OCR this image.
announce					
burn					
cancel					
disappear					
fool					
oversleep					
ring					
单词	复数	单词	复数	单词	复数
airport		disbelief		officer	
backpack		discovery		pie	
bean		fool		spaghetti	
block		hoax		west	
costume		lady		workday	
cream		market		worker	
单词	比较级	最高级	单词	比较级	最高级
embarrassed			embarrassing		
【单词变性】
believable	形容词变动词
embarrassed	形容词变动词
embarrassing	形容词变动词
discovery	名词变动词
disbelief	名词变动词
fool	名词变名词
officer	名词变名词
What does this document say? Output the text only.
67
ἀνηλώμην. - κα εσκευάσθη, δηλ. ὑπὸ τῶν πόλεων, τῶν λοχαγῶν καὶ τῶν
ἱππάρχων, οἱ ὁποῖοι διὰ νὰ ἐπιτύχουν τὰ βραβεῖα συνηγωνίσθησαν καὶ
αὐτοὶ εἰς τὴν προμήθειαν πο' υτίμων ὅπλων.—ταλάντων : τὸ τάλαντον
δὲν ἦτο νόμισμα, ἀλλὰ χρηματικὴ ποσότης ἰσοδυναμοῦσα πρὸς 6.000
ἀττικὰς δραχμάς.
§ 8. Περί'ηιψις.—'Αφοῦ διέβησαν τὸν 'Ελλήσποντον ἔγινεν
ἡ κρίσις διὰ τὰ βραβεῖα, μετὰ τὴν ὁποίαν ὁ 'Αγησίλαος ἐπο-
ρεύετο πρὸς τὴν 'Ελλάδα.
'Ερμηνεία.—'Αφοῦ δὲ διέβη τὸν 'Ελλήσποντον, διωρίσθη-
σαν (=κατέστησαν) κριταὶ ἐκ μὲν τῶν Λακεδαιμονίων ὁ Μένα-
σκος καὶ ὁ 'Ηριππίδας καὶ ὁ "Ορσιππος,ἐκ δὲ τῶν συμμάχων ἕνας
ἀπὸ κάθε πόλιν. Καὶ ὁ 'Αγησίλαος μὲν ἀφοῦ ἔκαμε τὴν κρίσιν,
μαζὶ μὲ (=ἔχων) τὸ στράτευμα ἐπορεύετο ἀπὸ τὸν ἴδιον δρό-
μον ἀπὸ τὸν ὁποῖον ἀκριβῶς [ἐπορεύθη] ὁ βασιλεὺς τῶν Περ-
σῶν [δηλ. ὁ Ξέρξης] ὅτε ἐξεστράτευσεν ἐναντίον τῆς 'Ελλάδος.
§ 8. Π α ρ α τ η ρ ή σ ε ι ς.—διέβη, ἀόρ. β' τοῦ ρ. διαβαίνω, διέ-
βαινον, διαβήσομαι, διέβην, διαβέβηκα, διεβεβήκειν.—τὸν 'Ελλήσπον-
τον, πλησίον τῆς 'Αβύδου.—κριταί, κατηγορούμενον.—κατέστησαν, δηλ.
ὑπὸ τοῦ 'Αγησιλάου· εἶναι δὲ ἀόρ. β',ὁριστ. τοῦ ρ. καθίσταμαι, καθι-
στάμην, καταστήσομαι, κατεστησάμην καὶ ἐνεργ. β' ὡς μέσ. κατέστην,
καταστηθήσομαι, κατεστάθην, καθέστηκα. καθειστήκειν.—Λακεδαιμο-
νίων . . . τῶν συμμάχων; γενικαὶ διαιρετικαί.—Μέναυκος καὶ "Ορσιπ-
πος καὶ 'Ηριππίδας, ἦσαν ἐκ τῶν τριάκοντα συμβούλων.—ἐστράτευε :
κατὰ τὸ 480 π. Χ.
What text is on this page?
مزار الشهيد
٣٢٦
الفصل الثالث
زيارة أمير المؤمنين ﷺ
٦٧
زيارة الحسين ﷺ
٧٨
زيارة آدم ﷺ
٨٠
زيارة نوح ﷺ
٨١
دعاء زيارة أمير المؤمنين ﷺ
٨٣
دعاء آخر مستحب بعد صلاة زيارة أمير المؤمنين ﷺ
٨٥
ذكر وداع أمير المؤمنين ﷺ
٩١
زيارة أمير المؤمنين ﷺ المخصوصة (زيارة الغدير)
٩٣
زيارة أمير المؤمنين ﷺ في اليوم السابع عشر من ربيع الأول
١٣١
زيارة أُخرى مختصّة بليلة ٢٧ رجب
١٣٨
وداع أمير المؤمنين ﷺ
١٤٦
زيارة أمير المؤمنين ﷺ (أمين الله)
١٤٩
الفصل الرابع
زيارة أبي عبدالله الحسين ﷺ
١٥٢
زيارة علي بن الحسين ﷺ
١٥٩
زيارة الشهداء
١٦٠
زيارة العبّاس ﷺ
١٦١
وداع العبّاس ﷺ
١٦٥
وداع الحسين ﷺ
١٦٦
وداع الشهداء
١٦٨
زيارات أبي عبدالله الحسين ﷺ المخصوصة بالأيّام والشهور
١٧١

----------

Write out the entries above word for word.

## Response
OCR this image.
announce					
burn					
cancel					
disappear					
fool					
oversleep					
ring					
单词	复数	单词	复数	单词	复数
airport		disbelief		officer	
backpack		discovery		pie	
bean		fool		spaghetti	
block		hoax		west	
costume		lady		workday	
cream		market		worker	
单词	比较级	最高级	单词	比较级	最高级
embarrassed			embarrassing		
【单词变性】
believable	形容词变动词
embarrassed	形容词变动词
embarrassing	形容词变动词
discovery	名词变动词
disbelief	名词变动词
fool	名词变名词
officer	名词变名词
What does this document say? Output the text only.
67
ἀνηλώμην. - κα εσκευάσθη, δηλ. ὑπὸ τῶν πόλεων, τῶν λοχαγῶν καὶ τῶν
ἱππάρχων, οἱ ὁποῖοι διὰ νὰ ἐπιτύχουν τὰ βραβεῖα συνηγωνίσθησαν καὶ
αὐτοὶ εἰς τὴν προμήθειαν πο' υτίμων ὅπλων.—ταλάντων : τὸ τάλαντον
δὲν ἦτο νόμισμα, ἀλλὰ χρηματικὴ ποσότης ἰσοδυναμοῦσα πρὸς 6.000
ἀττικὰς δραχμάς.
§ 8. Περί'ηιψις.—'Αφοῦ διέβησαν τὸν 'Ελλήσποντον ἔγινεν
ἡ κρίσις διὰ τὰ βραβεῖα, μετὰ τὴν ὁποίαν ὁ 'Αγησίλαος ἐπο-
ρεύετο πρὸς τὴν 'Ελλάδα.
'Ερμηνεία.—'Αφοῦ δὲ διέβη τὸν 'Ελλήσποντον, διωρίσθη-
σαν (=κατέστησαν) κριταὶ ἐκ μὲν τῶν Λακεδαιμονίων ὁ Μένα-
σκος καὶ ὁ 'Ηριππίδας καὶ ὁ "Ορσιππος,ἐκ δὲ τῶν συμμάχων ἕνας
ἀπὸ κάθε πόλιν. Καὶ ὁ 'Αγησίλαος μὲν ἀφοῦ ἔκαμε τὴν κρίσιν,
μαζὶ μὲ (=ἔχων) τὸ στράτευμα ἐπορεύετο ἀπὸ τὸν ἴδιον δρό-
μον ἀπὸ τὸν ὁποῖον ἀκριβῶς [ἐπορεύθη] ὁ βασιλεὺς τῶν Περ-
σῶν [δηλ. ὁ Ξέρξης] ὅτε ἐξεστράτευσεν ἐναντίον τῆς 'Ελλάδος.
§ 8. Π α ρ α τ η ρ ή σ ε ι ς.—διέβη, ἀόρ. β' τοῦ ρ. διαβαίνω, διέ-
βαινον, διαβήσομαι, διέβην, διαβέβηκα, διεβεβήκειν.—τὸν 'Ελλήσπον-
τον, πλησίον τῆς 'Αβύδου.—κριταί, κατηγορούμενον.—κατέστησαν, δηλ.
ὑπὸ τοῦ 'Αγησιλάου· εἶναι δὲ ἀόρ. β',ὁριστ. τοῦ ρ. καθίσταμαι, καθι-
στάμην, καταστήσομαι, κατεστησάμην καὶ ἐνεργ. β' ὡς μέσ. κατέστην,
καταστηθήσομαι, κατεστάθην, καθέστηκα. καθειστήκειν.—Λακεδαιμο-
νίων . . . τῶν συμμάχων; γενικαὶ διαιρετικαί.—Μέναυκος καὶ "Ορσιπ-
πος καὶ 'Ηριππίδας, ἦσαν ἐκ τῶν τριάκοντα συμβούλων.—ἐστράτευε :
κατὰ τὸ 480 π. Χ.
What text is on this page?
مزار الشهيد
٣٢٦
الفصل الثالث
زيارة أمير المؤمنين ﷺ
٦٧
زيارة الحسين ﷺ
٧٨
زيارة آدم ﷺ
٨٠
زيارة نوح ﷺ
٨١
دعاء زيارة أمير المؤمنين ﷺ
٨٣
دعاء آخر مستحب بعد صلاة زيارة أمير المؤمنين ﷺ
٨٥
ذكر وداع أمير المؤمنين ﷺ
٩١
زيارة أمير المؤمنين ﷺ المخصوصة (زيارة الغدير)
٩٣
زيارة أمير المؤمنين ﷺ في اليوم السابع عشر من ربيع الأول
١٣١
زيارة أُخرى مختصّة بليلة ٢٧ رجب
١٣٨
وداع أمير المؤمنين ﷺ
١٤٦
زيارة أمير المؤمنين ﷺ (أمين الله)
١٤٩
الفصل الرابع
زيارة أبي عبدالله الحسين ﷺ
١٥٢
زيارة علي بن الحسين ﷺ
١٥٩
زيارة الشهداء
١٦٠
زيارة العبّاس ﷺ
١٦١
وداع العبّاس ﷺ
١٦٥
وداع الحسين ﷺ
١٦٦
وداع الشهداء
١٦٨
زيارات أبي عبدالله الحسين ﷺ المخصوصة بالأيّام والشهور
١٧١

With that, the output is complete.